[Stored dataset items]
* * * *
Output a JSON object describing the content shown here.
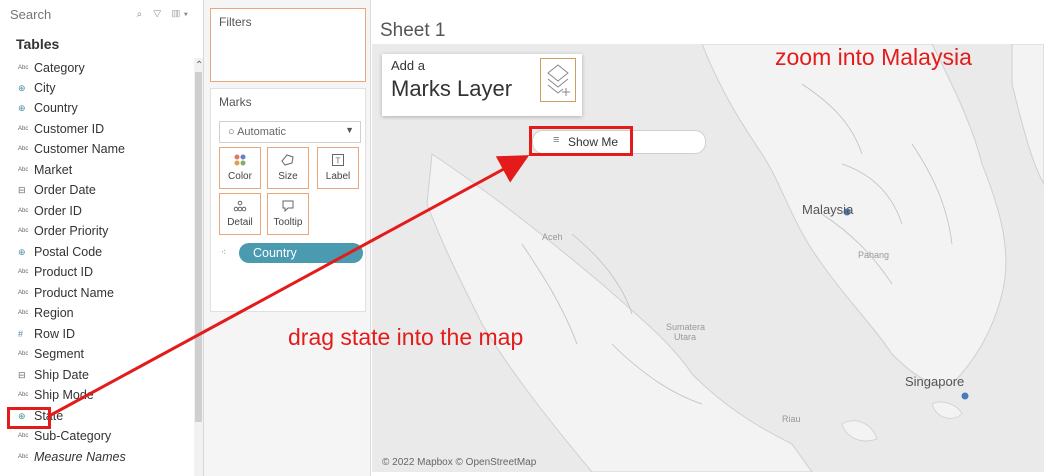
{
  "data_pane": {
    "search_placeholder": "Search",
    "tables_title": "Tables",
    "fields": [
      {
        "label": "Category",
        "type": "Abc"
      },
      {
        "label": "City",
        "type": "geo"
      },
      {
        "label": "Country",
        "type": "geo"
      },
      {
        "label": "Customer ID",
        "type": "Abc"
      },
      {
        "label": "Customer Name",
        "type": "Abc"
      },
      {
        "label": "Market",
        "type": "Abc"
      },
      {
        "label": "Order Date",
        "type": "date"
      },
      {
        "label": "Order ID",
        "type": "Abc"
      },
      {
        "label": "Order Priority",
        "type": "Abc"
      },
      {
        "label": "Postal Code",
        "type": "geo"
      },
      {
        "label": "Product ID",
        "type": "Abc"
      },
      {
        "label": "Product Name",
        "type": "Abc"
      },
      {
        "label": "Region",
        "type": "Abc"
      },
      {
        "label": "Row ID",
        "type": "number"
      },
      {
        "label": "Segment",
        "type": "Abc"
      },
      {
        "label": "Ship Date",
        "type": "date"
      },
      {
        "label": "Ship Mode",
        "type": "Abc"
      },
      {
        "label": "State",
        "type": "geo"
      },
      {
        "label": "Sub-Category",
        "type": "Abc"
      },
      {
        "label": "Measure Names",
        "type": "Abc",
        "italic": true
      }
    ]
  },
  "filters": {
    "title": "Filters"
  },
  "marks": {
    "title": "Marks",
    "mark_type": "Automatic",
    "buttons": [
      {
        "label": "Color",
        "icon": "color-dots-icon"
      },
      {
        "label": "Size",
        "icon": "size-icon"
      },
      {
        "label": "Label",
        "icon": "label-icon"
      },
      {
        "label": "Detail",
        "icon": "detail-icon"
      },
      {
        "label": "Tooltip",
        "icon": "tooltip-icon"
      }
    ],
    "pill": "Country"
  },
  "sheet": {
    "title": "Sheet 1"
  },
  "marks_layer": {
    "add": "Add a",
    "main": "Marks Layer"
  },
  "show_me": {
    "label": "Show Me"
  },
  "map": {
    "attribution": "© 2022 Mapbox © OpenStreetMap",
    "labels": {
      "malaysia": "Malaysia",
      "singapore": "Singapore",
      "aceh": "Aceh",
      "pahang": "Pahang",
      "sumatera": "Sumatera",
      "utara": "Utara",
      "riau": "Riau"
    }
  },
  "annotations": {
    "drag": "drag state into the map",
    "zoom": "zoom into Malaysia",
    "color": "#e41b1b"
  },
  "colors": {
    "pill": "#4a9ab0",
    "mark_dot": "#4a7ab8",
    "highlight_border": "#e8a87c"
  }
}
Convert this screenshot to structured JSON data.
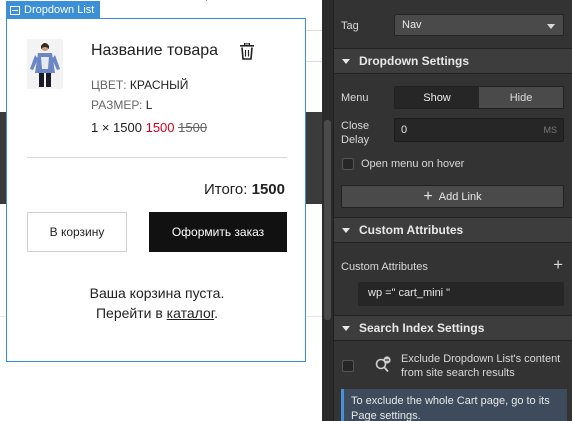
* * * *
WRITTEN INSTRUCTION »
Working from the lines above, reproduce the material exactly and exclude its pictures.

WORKED SOLUTION »
Output a JSON object describing the content shown here.
{
  "data_pane": {
    "search_placeholder": "Search",
    "tables_title": "Tables",
    "fields": [
      {
        "label": "Category",
        "type": "Abc"
      },
      {
        "label": "City",
        "type": "geo"
      },
      {
        "label": "Country",
        "type": "geo"
      },
      {
        "label": "Customer ID",
        "type": "Abc"
      },
      {
        "label": "Customer Name",
        "type": "Abc"
      },
      {
        "label": "Market",
        "type": "Abc"
      },
      {
        "label": "Order Date",
        "type": "date"
      },
      {
        "label": "Order ID",
        "type": "Abc"
      },
      {
        "label": "Order Priority",
        "type": "Abc"
      },
      {
        "label": "Postal Code",
        "type": "geo"
      },
      {
        "label": "Product ID",
        "type": "Abc"
      },
      {
        "label": "Product Name",
        "type": "Abc"
      },
      {
        "label": "Region",
        "type": "Abc"
      },
      {
        "label": "Row ID",
        "type": "number"
      },
      {
        "label": "Segment",
        "type": "Abc"
      },
      {
        "label": "Ship Date",
        "type": "date"
      },
      {
        "label": "Ship Mode",
        "type": "Abc"
      },
      {
        "label": "State",
        "type": "geo"
      },
      {
        "label": "Sub-Category",
        "type": "Abc"
      },
      {
        "label": "Measure Names",
        "type": "Abc",
        "italic": true
      }
    ]
  },
  "filters": {
    "title": "Filters"
  },
  "marks": {
    "title": "Marks",
    "mark_type": "Automatic",
    "buttons": [
      {
        "label": "Color",
        "icon": "color-dots-icon"
      },
      {
        "label": "Size",
        "icon": "size-icon"
      },
      {
        "label": "Label",
        "icon": "label-icon"
      },
      {
        "label": "Detail",
        "icon": "detail-icon"
      },
      {
        "label": "Tooltip",
        "icon": "tooltip-icon"
      }
    ],
    "pill": "Country"
  },
  "sheet": {
    "title": "Sheet 1"
  },
  "marks_layer": {
    "add": "Add a",
    "main": "Marks Layer"
  },
  "show_me": {
    "label": "Show Me"
  },
  "map": {
    "attribution": "© 2022 Mapbox © OpenStreetMap",
    "labels": {
      "malaysia": "Malaysia",
      "singapore": "Singapore",
      "aceh": "Aceh",
      "pahang": "Pahang",
      "sumatera": "Sumatera",
      "utara": "Utara",
      "riau": "Riau"
    }
  },
  "annotations": {
    "drag": "drag state into the map",
    "zoom": "zoom into Malaysia",
    "color": "#e41b1b"
  },
  "colors": {
    "pill": "#4a9ab0",
    "mark_dot": "#4a7ab8",
    "highlight_border": "#e8a87c"
  }
}
Convert this screenshot to structured JSON data.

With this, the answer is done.